### Problem requirements
Count every line that holds the string "zeleně", then give that number alone.

Data listing:
◆ ◆ ◆ ◆ ◆ ◆ ◆

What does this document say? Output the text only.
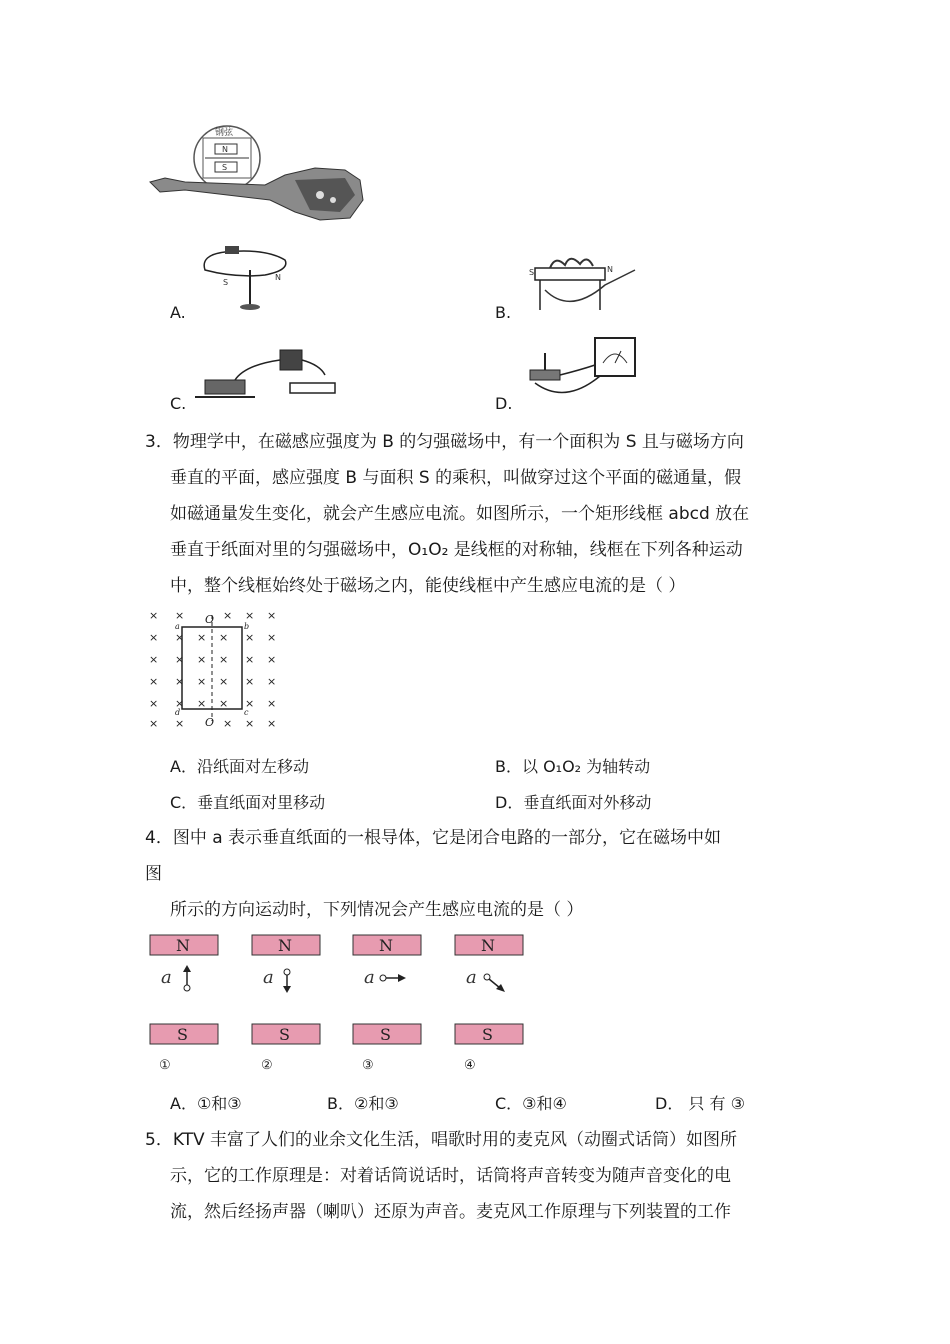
钢弦
N
S
S
N
A.
S	N
B.
C.	D.
3．物理学中，在磁感应强度为 B 的匀强磁场中，有一个面积为 S 且与磁场方向
垂直的平面，感应强度 B 与面积 S 的乘积，叫做穿过这个平面的磁通量，假
如磁通量发生变化，就会产生感应电流。如图所示，一个矩形线框 abcd 放在
垂直于纸面对里的匀强磁场中，O₁O₂ 是线框的对称轴，线框在下列各种运动
中，整个线框始终处于磁场之内，能使线框中产生感应电流的是（ ）
× ×	× × ×
× × × × × ×
× × × × × ×
× × × × × ×
× × × × × ×
× ×	× × ×
O
O
a	b
c
d
A．沿纸面对左移动	B．以 O₁O₂ 为轴转动
C．垂直纸面对里移动	D．垂直纸面对外移动
4．图中 a 表示垂直纸面的一根导体，它是闭合电路的一部分，它在磁场中如
图
所示的方向运动时，下列情况会产生感应电流的是（ ）
N
a
S
①
N
a
S
②
N
a
S
③
N
a
S
④
A．①和③	B．②和③	C．③和④	D． 只 有 ③
5．KTV 丰富了人们的业余文化生活，唱歌时用的麦克风（动圈式话筒）如图所
示，它的工作原理是：对着话筒说话时，话筒将声音转变为随声音变化的电
流，然后经扬声器（喇叭）还原为声音。麦克风工作原理与下列装置的工作
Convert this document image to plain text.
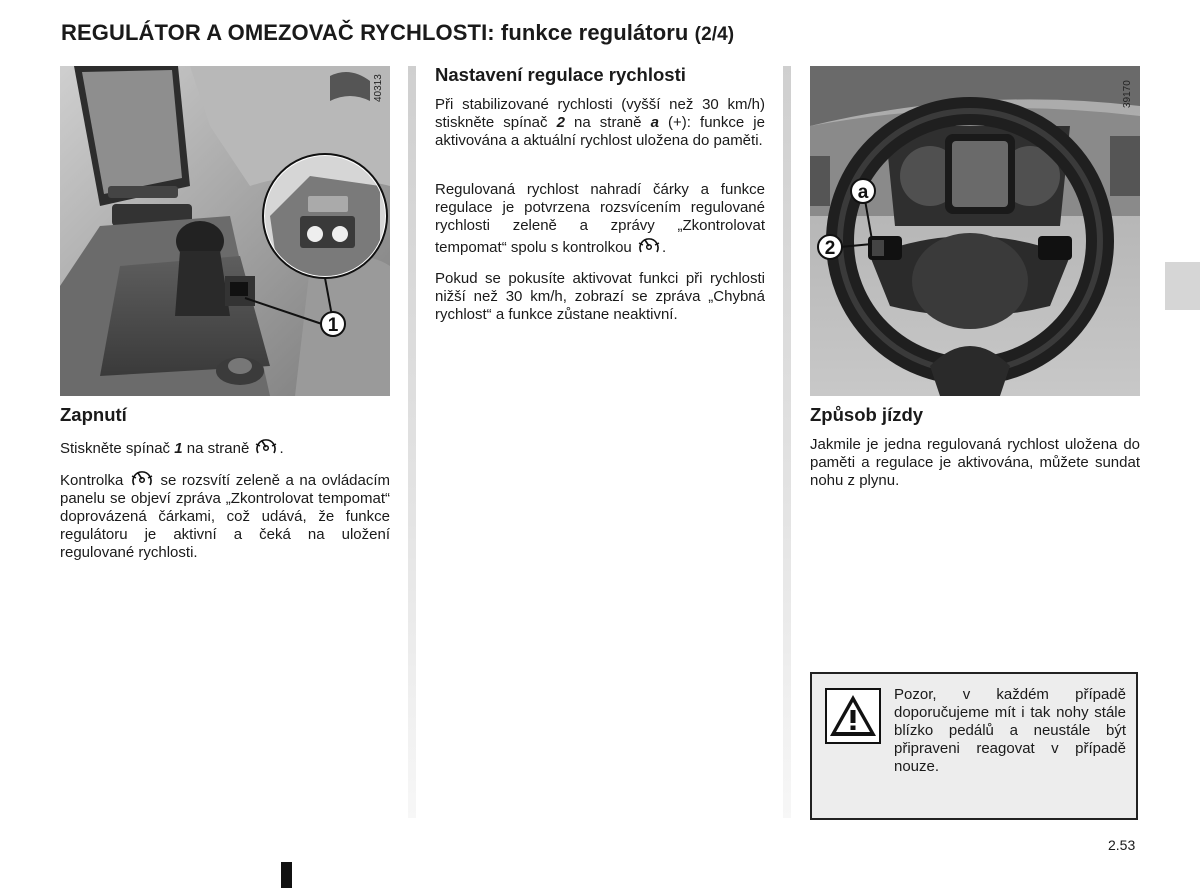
REGULÁTOR A OMEZOVAČ RYCHLOSTI: funkce regulátoru (2/4)
1
40313
a
2
39170
Zapnutí

Stiskněte spínač 1 na straně .

Kontrolka  se rozsvítí zeleně a na ovládacím panelu se objeví zpráva „Zkontrolovat tempomat“ doprovázená čárkami, což udává, že funkce regulátoru je aktivní a čeká na uložení regulované rychlosti.

Nastavení regulace rychlosti

Při stabilizované rychlosti (vyšší než 30 km/h) stiskněte spínač 2 na straně a (+): funkce je aktivována a aktuální rychlost uložena do paměti.

Regulovaná rychlost nahradí čárky a funkce regulace je potvrzena rozsvícením regulované rychlosti zeleně a zprávy „Zkontrolovat tempomat“ spolu s kontrolkou .

Pokud se pokusíte aktivovat funkci při rychlosti nižší než 30 km/h, zobrazí se zpráva „Chybná rychlost“ a funkce zůstane neaktivní.

Způsob jízdy

Jakmile je jedna regulovaná rychlost uložena do paměti a regulace je aktivována, můžete sundat nohu z plynu.

Pozor, v každém případě doporučujeme mít i tak nohy stále blízko pedálů a neustále být připraveni reagovat v případě nouze.

2.53
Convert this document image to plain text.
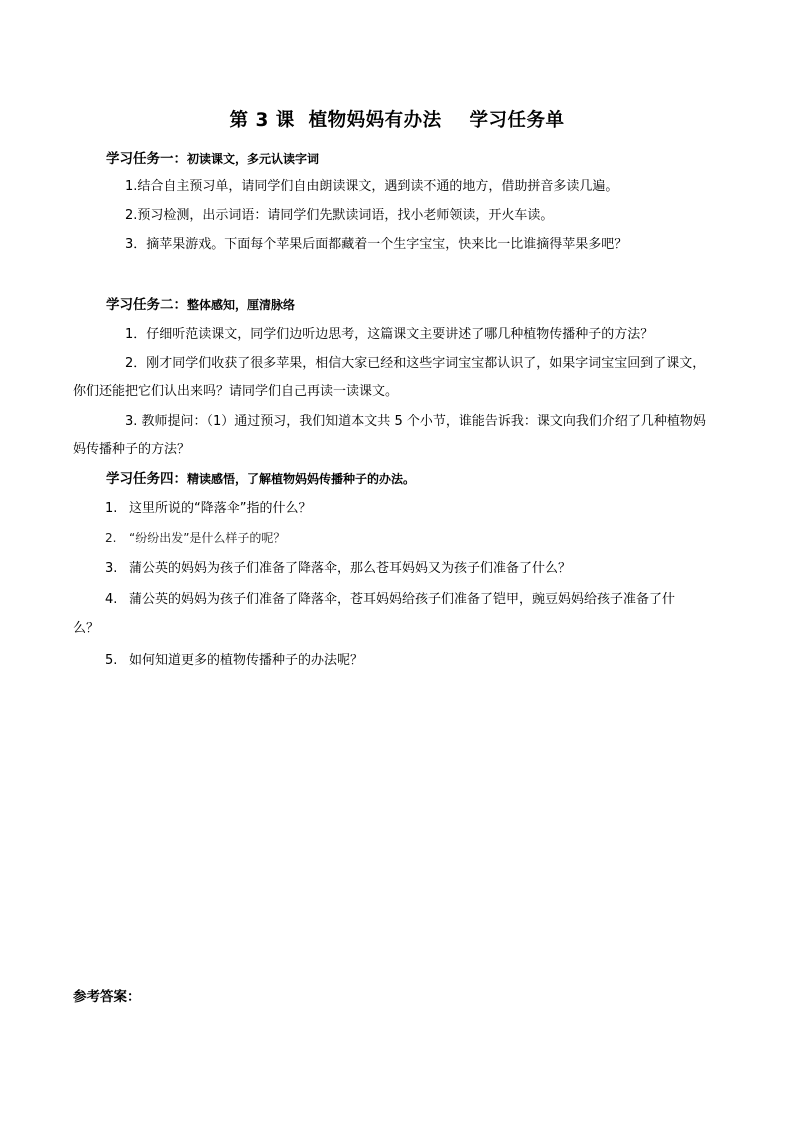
第 3 课  植物妈妈有办法    学习任务单
学习任务一：初读课文，多元认读字词
1.结合自主预习单，请同学们自由朗读课文，遇到读不通的地方，借助拼音多读几遍。
2.预习检测，出示词语：请同学们先默读词语，找小老师领读，开火车读。
3．摘苹果游戏。下面每个苹果后面都藏着一个生字宝宝，快来比一比谁摘得苹果多吧？
学习任务二：整体感知，厘清脉络
1．仔细听范读课文，同学们边听边思考，这篇课文主要讲述了哪几种植物传播种子的方法？
2．刚才同学们收获了很多苹果，相信大家已经和这些字词宝宝都认识了，如果字词宝宝回到了课文，
你们还能把它们认出来吗？请同学们自己再读一读课文。
3. 教师提问：（1）通过预习，我们知道本文共 5 个小节，谁能告诉我：课文向我们介绍了几种植物妈
妈传播种子的方法？
学习任务四：精读感悟，了解植物妈妈传播种子的办法。
1. 这里所说的“降落伞”指的什么？
2. “纷纷出发”是什么样子的呢？
3. 蒲公英的妈妈为孩子们准备了降落伞，那么苍耳妈妈又为孩子们准备了什么？
4. 蒲公英的妈妈为孩子们准备了降落伞，苍耳妈妈给孩子们准备了铠甲，豌豆妈妈给孩子准备了什
么？
5. 如何知道更多的植物传播种子的办法呢？
参考答案：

◆ ◆ ◆ ◆ ◆ ◆ ◆

### Written solution
2